* [PROBLEM]: What is the number of lines holding the word "Step"? Give that number alone.

Source data:
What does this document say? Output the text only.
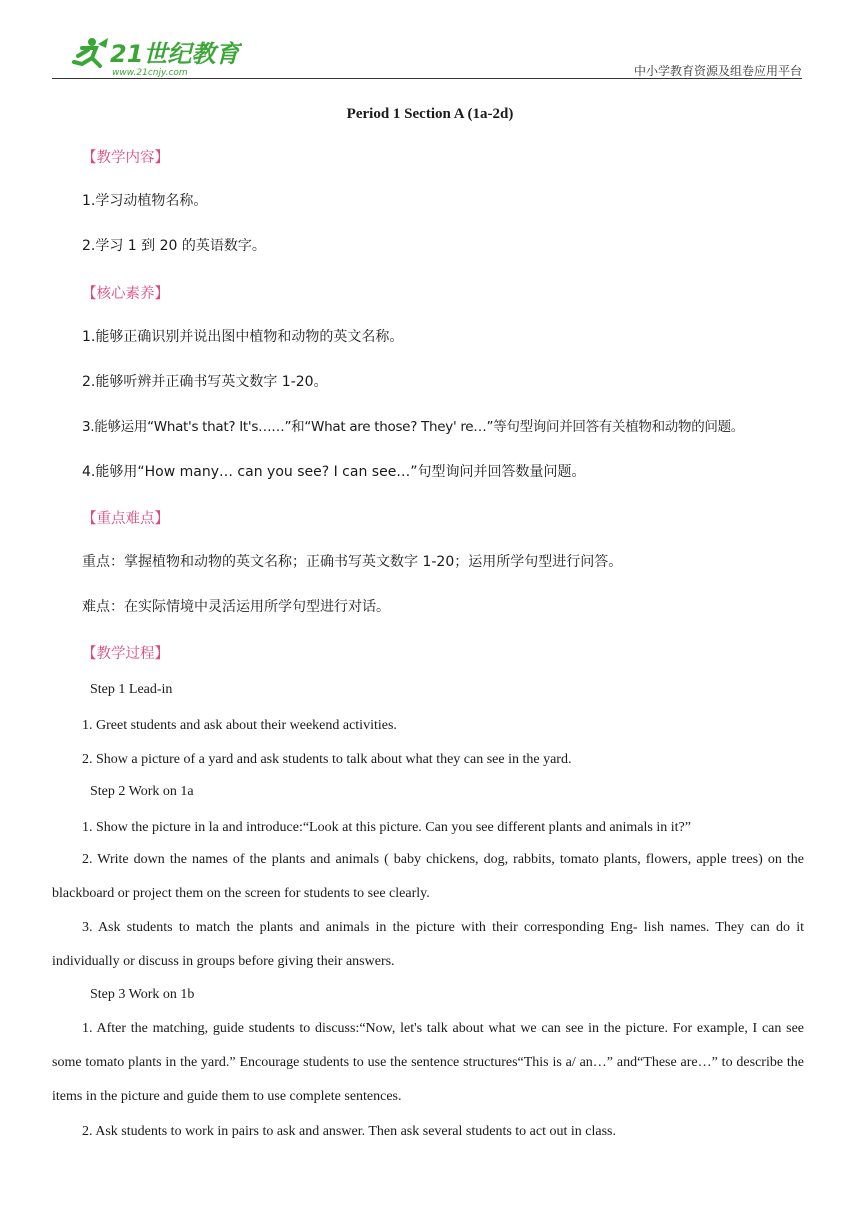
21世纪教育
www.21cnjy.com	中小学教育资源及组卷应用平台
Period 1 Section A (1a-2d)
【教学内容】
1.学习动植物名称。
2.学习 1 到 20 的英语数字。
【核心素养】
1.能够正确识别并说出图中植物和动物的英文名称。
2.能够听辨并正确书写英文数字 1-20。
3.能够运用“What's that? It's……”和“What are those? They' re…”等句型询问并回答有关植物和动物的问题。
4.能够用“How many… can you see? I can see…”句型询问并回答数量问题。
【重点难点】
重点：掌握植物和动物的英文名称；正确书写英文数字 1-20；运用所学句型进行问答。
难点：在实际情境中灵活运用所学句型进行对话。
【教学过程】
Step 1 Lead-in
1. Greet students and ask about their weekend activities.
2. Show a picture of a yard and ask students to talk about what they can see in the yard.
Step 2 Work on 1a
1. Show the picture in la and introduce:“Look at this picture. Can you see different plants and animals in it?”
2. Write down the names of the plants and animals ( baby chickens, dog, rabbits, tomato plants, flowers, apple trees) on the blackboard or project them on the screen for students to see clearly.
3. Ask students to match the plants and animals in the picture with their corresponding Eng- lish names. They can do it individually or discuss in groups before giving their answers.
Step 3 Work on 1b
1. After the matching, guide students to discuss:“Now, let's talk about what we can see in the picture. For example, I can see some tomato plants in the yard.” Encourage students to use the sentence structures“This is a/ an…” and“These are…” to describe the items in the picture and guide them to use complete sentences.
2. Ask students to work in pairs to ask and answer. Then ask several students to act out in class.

==

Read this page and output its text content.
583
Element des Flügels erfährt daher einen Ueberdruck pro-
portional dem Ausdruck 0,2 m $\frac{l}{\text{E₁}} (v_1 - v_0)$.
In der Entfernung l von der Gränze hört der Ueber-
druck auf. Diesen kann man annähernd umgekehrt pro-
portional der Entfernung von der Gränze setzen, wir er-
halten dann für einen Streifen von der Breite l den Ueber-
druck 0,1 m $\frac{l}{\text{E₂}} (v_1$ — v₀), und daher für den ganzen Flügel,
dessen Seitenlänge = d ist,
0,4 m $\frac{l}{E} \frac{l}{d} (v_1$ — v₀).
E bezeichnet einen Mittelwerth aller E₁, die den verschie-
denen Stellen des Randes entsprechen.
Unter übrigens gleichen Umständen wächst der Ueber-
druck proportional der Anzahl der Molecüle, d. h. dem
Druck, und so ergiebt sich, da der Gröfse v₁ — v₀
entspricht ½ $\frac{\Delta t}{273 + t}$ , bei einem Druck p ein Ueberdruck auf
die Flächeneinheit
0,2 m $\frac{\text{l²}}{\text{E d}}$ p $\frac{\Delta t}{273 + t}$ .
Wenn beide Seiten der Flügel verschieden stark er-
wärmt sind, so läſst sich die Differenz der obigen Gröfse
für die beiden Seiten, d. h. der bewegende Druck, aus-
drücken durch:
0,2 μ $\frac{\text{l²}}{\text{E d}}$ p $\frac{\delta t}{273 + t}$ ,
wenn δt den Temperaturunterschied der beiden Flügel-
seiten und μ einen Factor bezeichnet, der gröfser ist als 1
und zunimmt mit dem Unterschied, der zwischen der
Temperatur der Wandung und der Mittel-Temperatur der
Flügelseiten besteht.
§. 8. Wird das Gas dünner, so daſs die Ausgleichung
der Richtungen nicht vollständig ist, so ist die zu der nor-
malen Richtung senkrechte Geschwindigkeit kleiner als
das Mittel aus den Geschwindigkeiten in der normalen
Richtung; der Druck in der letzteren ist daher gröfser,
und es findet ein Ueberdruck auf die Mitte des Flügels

* [RESULT OF THE EXERCISE]: 3